╭─ Records for the task

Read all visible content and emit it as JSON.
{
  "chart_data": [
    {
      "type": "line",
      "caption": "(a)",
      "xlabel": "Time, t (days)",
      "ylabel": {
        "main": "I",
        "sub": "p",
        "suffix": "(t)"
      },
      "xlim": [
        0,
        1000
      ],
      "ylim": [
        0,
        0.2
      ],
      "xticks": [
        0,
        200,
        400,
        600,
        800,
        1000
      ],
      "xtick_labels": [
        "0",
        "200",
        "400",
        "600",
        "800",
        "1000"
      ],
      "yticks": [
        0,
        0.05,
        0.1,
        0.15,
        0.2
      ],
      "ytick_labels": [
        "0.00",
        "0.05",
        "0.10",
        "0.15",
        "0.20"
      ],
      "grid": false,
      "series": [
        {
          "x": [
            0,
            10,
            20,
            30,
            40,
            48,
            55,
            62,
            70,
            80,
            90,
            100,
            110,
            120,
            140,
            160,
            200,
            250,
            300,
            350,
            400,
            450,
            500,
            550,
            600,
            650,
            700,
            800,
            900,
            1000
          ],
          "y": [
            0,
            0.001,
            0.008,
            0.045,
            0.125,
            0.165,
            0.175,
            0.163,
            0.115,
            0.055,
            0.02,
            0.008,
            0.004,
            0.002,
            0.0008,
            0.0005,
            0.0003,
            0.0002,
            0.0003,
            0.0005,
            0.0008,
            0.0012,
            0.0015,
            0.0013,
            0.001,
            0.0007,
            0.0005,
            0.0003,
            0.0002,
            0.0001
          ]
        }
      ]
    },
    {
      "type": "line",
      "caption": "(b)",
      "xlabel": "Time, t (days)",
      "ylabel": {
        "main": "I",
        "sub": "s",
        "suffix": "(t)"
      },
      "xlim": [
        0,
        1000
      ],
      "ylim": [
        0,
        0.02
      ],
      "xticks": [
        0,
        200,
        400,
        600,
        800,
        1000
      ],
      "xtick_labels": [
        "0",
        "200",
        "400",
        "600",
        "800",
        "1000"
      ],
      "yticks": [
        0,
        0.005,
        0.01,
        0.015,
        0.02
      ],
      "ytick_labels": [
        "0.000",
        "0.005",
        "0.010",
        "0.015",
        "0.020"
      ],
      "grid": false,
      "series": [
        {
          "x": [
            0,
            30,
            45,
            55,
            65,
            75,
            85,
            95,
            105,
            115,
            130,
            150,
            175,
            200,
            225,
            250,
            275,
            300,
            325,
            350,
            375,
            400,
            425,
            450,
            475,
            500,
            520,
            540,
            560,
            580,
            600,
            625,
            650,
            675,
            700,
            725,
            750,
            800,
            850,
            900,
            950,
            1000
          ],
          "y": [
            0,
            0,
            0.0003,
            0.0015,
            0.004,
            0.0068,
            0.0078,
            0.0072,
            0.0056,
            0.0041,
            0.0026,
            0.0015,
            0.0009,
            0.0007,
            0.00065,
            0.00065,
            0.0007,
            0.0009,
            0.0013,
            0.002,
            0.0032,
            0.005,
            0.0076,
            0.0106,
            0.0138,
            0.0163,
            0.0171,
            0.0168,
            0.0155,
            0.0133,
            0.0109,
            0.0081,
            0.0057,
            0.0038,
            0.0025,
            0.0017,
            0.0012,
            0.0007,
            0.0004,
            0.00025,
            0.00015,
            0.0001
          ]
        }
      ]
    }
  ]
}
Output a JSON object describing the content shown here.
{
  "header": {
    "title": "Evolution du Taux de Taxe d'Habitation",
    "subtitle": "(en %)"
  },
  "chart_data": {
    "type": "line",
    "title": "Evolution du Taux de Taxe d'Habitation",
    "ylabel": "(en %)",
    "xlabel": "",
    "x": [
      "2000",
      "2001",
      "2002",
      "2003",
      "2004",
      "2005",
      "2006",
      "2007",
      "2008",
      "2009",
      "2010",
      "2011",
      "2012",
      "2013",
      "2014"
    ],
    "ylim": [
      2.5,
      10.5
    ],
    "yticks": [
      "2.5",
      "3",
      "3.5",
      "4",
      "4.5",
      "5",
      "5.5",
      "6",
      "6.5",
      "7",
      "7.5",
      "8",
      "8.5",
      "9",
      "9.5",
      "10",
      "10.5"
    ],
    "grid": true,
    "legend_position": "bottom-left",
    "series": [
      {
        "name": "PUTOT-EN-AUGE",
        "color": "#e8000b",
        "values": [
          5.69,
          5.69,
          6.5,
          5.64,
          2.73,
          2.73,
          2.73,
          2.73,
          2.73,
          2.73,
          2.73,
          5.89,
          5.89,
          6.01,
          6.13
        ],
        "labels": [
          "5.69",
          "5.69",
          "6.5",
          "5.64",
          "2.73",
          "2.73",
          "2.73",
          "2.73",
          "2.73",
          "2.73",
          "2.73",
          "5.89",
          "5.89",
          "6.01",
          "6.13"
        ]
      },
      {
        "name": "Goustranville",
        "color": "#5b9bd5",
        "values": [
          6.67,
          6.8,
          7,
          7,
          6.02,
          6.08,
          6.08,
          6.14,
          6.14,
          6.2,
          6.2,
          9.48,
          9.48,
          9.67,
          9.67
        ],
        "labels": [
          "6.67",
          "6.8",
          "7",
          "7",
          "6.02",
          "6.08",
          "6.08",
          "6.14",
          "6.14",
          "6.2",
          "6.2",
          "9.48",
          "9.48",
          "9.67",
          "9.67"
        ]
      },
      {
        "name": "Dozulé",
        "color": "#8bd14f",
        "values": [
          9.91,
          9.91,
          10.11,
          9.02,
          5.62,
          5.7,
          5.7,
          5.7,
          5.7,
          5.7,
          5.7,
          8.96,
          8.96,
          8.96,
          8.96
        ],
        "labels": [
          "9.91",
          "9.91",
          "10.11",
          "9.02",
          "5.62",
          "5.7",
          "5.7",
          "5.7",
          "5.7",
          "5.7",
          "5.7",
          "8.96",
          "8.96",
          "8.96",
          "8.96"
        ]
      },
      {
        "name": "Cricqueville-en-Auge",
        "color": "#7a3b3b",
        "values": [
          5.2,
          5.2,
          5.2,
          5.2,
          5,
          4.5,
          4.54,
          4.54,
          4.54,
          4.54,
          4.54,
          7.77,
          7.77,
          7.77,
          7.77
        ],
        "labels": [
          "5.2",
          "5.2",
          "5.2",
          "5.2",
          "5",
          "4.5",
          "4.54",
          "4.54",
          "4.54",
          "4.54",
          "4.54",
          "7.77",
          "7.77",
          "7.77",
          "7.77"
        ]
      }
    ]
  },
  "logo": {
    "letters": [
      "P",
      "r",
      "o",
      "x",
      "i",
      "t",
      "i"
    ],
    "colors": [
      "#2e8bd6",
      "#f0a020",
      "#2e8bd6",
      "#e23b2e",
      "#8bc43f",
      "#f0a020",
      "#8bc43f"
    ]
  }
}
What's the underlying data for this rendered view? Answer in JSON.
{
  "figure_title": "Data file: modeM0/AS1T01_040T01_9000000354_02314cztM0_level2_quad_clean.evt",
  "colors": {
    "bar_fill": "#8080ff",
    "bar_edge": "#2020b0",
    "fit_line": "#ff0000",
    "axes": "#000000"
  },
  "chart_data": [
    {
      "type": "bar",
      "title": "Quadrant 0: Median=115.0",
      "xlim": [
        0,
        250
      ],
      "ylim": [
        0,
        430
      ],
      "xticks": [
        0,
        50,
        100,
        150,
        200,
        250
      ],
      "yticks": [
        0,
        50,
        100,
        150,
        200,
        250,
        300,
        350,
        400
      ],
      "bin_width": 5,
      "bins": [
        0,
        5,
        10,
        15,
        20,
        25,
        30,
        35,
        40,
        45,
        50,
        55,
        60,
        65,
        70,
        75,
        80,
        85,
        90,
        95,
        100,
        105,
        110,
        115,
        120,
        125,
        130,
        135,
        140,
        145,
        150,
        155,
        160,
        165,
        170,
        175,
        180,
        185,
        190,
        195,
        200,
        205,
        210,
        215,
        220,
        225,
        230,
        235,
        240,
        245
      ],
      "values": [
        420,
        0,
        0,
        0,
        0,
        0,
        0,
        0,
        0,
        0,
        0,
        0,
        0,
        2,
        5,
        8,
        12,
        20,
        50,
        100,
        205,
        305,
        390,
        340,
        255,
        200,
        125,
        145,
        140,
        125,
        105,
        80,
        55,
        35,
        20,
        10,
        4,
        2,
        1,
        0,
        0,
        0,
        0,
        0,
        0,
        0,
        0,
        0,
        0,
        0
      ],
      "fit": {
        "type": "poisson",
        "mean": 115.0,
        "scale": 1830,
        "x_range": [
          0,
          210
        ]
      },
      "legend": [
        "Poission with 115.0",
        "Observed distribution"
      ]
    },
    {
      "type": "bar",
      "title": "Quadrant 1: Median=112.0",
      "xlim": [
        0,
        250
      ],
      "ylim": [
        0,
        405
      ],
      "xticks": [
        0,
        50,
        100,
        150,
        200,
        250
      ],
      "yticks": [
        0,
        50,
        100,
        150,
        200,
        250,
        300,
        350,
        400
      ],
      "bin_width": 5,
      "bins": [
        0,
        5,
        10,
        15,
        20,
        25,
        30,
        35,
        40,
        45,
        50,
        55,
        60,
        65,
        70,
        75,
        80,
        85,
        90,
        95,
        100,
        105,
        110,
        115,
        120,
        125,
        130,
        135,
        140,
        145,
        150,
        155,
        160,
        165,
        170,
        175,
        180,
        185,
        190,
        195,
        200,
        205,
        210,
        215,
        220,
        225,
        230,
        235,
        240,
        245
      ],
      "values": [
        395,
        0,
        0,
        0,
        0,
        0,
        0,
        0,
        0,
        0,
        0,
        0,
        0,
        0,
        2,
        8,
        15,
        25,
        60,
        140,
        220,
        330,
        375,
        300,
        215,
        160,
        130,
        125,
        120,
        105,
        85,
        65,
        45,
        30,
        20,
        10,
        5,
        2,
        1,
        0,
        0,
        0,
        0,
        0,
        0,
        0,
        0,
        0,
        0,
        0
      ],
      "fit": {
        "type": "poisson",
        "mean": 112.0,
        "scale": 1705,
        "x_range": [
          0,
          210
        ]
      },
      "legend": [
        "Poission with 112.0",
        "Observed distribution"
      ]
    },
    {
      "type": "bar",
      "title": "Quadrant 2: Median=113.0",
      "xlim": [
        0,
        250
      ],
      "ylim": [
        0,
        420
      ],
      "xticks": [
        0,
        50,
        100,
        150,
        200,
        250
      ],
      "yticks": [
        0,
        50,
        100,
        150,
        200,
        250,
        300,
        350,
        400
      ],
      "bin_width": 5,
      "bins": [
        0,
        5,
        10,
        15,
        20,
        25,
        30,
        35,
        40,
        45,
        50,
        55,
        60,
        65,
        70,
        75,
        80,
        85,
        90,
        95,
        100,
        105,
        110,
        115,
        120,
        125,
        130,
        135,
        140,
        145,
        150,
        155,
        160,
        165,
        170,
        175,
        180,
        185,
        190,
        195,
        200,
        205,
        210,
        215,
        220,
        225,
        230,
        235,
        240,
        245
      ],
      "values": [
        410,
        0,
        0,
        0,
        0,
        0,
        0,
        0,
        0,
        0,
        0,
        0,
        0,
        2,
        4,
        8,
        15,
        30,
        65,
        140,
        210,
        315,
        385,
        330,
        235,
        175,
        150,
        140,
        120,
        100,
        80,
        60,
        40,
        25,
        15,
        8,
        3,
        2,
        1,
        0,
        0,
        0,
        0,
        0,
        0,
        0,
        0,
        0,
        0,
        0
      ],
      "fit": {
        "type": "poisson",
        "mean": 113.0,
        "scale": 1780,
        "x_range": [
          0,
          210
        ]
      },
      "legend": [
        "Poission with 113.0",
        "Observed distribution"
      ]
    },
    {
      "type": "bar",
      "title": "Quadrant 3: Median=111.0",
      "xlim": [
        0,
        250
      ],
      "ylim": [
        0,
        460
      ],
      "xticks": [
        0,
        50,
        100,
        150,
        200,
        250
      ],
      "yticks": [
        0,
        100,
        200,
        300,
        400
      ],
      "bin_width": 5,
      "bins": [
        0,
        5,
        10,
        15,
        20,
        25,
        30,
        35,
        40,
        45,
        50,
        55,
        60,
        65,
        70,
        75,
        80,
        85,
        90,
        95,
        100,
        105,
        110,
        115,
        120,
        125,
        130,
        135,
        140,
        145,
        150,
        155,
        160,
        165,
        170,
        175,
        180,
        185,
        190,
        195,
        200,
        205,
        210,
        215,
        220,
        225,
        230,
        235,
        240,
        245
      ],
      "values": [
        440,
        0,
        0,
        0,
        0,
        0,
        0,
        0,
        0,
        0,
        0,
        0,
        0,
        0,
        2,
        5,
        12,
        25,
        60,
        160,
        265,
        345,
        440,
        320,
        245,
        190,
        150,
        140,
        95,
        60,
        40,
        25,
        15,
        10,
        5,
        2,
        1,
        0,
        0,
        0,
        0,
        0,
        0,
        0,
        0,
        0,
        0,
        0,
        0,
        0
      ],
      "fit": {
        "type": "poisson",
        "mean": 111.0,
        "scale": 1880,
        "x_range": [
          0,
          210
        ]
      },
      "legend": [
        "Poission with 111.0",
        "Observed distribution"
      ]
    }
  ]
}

╰─

◆ Directive
Look through the material above and pick out each line holding the word "name".

◆ The answer
        "name": "PUTOT-EN-AUGE",
        "name": "Goustranville",
        "name": "Dozulé",
        "name": "Cricqueville-en-Auge",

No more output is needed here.